SHORT PROBLEM:
Print the full listing exactly.

++++ PROVIDED DATA ++++

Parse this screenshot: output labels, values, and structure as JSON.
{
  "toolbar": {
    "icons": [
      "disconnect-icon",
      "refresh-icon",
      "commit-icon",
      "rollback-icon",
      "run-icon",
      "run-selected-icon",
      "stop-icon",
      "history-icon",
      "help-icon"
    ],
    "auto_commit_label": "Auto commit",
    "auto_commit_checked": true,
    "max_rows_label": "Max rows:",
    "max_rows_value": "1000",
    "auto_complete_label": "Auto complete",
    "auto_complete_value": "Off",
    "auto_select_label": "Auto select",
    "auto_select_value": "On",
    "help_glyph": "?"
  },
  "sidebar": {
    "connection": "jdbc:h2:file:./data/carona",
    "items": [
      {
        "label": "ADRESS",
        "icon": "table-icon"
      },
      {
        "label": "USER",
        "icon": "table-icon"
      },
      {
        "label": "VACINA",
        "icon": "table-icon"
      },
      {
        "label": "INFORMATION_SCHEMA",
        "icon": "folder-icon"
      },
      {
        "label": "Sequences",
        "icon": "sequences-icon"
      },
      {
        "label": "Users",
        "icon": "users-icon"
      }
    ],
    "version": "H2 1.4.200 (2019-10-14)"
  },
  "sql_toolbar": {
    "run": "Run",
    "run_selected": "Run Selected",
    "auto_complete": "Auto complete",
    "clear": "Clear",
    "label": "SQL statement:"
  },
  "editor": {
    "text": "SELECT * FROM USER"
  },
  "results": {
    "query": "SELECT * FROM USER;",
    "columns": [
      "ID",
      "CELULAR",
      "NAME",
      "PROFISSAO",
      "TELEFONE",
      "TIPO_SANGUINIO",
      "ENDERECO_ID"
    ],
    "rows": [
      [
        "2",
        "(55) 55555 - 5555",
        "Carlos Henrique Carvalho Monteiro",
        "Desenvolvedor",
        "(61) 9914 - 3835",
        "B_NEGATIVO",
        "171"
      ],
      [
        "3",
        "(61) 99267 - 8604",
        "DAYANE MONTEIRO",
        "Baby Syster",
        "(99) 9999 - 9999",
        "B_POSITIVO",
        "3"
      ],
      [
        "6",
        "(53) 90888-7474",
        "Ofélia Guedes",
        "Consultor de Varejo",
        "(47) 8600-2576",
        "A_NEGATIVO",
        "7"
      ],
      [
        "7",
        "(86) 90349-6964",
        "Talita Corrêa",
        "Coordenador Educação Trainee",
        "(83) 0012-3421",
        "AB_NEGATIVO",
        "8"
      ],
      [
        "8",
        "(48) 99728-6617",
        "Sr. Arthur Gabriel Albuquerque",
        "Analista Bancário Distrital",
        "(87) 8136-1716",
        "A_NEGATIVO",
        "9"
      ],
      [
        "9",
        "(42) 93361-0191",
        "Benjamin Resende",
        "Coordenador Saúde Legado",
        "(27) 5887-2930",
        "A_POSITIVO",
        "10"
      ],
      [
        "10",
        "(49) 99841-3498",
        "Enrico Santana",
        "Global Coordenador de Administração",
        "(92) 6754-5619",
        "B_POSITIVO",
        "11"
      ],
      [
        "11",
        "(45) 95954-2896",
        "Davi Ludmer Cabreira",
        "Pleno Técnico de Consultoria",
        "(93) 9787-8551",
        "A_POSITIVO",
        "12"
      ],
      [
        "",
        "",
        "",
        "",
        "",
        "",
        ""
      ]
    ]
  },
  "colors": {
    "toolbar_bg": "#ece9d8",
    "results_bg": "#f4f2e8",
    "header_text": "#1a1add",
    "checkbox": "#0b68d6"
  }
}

++++

THE OUTPUT:
Parse this screenshot: output labels, values, and structure as JSON.
{
  "toolbar": {
    "icons": [
      "disconnect-icon",
      "refresh-icon",
      "commit-icon",
      "rollback-icon",
      "run-icon",
      "run-selected-icon",
      "stop-icon",
      "history-icon",
      "help-icon"
    ],
    "auto_commit_label": "Auto commit",
    "auto_commit_checked": true,
    "max_rows_label": "Max rows:",
    "max_rows_value": "1000",
    "auto_complete_label": "Auto complete",
    "auto_complete_value": "Off",
    "auto_select_label": "Auto select",
    "auto_select_value": "On",
    "help_glyph": "?"
  },
  "sidebar": {
    "connection": "jdbc:h2:file:./data/carona",
    "items": [
      {
        "label": "ADRESS",
        "icon": "table-icon"
      },
      {
        "label": "USER",
        "icon": "table-icon"
      },
      {
        "label": "VACINA",
        "icon": "table-icon"
      },
      {
        "label": "INFORMATION_SCHEMA",
        "icon": "folder-icon"
      },
      {
        "label": "Sequences",
        "icon": "sequences-icon"
      },
      {
        "label": "Users",
        "icon": "users-icon"
      }
    ],
    "version": "H2 1.4.200 (2019-10-14)"
  },
  "sql_toolbar": {
    "run": "Run",
    "run_selected": "Run Selected",
    "auto_complete": "Auto complete",
    "clear": "Clear",
    "label": "SQL statement:"
  },
  "editor": {
    "text": "SELECT * FROM USER"
  },
  "results": {
    "query": "SELECT * FROM USER;",
    "columns": [
      "ID",
      "CELULAR",
      "NAME",
      "PROFISSAO",
      "TELEFONE",
      "TIPO_SANGUINIO",
      "ENDERECO_ID"
    ],
    "rows": [
      [
        "2",
        "(55) 55555 - 5555",
        "Carlos Henrique Carvalho Monteiro",
        "Desenvolvedor",
        "(61) 9914 - 3835",
        "B_NEGATIVO",
        "171"
      ],
      [
        "3",
        "(61) 99267 - 8604",
        "DAYANE MONTEIRO",
        "Baby Syster",
        "(99) 9999 - 9999",
        "B_POSITIVO",
        "3"
      ],
      [
        "6",
        "(53) 90888-7474",
        "Ofélia Guedes",
        "Consultor de Varejo",
        "(47) 8600-2576",
        "A_NEGATIVO",
        "7"
      ],
      [
        "7",
        "(86) 90349-6964",
        "Talita Corrêa",
        "Coordenador Educação Trainee",
        "(83) 0012-3421",
        "AB_NEGATIVO",
        "8"
      ],
      [
        "8",
        "(48) 99728-6617",
        "Sr. Arthur Gabriel Albuquerque",
        "Analista Bancário Distrital",
        "(87) 8136-1716",
        "A_NEGATIVO",
        "9"
      ],
      [
        "9",
        "(42) 93361-0191",
        "Benjamin Resende",
        "Coordenador Saúde Legado",
        "(27) 5887-2930",
        "A_POSITIVO",
        "10"
      ],
      [
        "10",
        "(49) 99841-3498",
        "Enrico Santana",
        "Global Coordenador de Administração",
        "(92) 6754-5619",
        "B_POSITIVO",
        "11"
      ],
      [
        "11",
        "(45) 95954-2896",
        "Davi Ludmer Cabreira",
        "Pleno Técnico de Consultoria",
        "(93) 9787-8551",
        "A_POSITIVO",
        "12"
      ],
      [
        "",
        "",
        "",
        "",
        "",
        "",
        ""
      ]
    ]
  },
  "colors": {
    "toolbar_bg": "#ece9d8",
    "results_bg": "#f4f2e8",
    "header_text": "#1a1add",
    "checkbox": "#0b68d6"
  }
}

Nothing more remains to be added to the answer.